*TASK BRIEF:*
List every line of the material below that contains the string "Dashboard".

[Source data]
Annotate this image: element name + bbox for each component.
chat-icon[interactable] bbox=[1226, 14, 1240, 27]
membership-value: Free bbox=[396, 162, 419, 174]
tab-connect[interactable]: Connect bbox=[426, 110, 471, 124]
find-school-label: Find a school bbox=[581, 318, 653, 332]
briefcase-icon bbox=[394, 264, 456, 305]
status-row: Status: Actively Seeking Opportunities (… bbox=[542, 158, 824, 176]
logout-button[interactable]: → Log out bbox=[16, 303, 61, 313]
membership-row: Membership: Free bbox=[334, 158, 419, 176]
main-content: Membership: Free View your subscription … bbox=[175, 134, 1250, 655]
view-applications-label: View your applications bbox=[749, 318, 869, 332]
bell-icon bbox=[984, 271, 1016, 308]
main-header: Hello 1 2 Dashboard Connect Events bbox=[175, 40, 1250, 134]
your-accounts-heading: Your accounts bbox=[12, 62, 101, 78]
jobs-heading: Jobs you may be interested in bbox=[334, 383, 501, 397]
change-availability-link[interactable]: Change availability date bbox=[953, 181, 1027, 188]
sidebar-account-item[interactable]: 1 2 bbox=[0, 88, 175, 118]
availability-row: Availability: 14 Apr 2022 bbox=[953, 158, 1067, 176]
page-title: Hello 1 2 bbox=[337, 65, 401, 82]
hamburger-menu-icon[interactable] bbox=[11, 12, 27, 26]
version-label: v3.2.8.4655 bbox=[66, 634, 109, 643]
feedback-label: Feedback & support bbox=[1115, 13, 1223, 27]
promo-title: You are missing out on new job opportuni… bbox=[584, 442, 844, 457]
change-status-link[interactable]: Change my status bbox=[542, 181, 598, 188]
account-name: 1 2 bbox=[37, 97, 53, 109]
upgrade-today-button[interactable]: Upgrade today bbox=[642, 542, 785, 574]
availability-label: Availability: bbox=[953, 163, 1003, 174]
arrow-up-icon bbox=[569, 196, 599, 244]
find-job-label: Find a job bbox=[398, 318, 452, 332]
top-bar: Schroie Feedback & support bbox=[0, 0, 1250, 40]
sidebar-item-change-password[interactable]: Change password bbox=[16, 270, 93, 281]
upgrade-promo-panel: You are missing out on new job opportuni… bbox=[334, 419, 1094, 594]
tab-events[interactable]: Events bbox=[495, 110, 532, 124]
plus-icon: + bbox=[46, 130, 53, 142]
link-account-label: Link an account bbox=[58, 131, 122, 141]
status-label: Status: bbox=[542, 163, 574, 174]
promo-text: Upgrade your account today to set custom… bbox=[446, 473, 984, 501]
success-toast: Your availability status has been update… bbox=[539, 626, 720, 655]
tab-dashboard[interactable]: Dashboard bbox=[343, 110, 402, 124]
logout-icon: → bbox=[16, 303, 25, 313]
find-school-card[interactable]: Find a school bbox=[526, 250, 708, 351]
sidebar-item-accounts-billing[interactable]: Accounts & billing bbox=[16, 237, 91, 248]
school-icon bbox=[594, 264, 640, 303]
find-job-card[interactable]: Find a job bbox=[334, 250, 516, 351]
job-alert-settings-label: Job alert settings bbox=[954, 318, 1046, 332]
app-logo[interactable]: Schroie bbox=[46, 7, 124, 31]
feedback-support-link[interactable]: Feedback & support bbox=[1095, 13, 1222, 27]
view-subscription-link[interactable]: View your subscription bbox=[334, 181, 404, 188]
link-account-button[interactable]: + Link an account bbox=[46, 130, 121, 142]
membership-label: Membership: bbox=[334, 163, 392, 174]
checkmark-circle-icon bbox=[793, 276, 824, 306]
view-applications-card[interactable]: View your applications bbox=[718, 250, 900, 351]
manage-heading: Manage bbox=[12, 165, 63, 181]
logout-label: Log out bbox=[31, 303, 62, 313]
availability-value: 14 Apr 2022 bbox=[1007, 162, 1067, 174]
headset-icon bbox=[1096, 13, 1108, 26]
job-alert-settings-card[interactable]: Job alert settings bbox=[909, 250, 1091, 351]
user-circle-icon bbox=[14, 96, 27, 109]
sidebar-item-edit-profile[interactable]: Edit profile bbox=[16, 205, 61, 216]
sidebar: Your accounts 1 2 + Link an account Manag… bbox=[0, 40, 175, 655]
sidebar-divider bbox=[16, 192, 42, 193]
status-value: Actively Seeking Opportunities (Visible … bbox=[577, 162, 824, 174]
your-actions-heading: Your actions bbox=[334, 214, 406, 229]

*RESULT OF THIS EXERCISE:*
main-header: Hello 1 2 Dashboard Connect Events bbox=[175, 40, 1250, 134]
tab-dashboard[interactable]: Dashboard bbox=[343, 110, 402, 124]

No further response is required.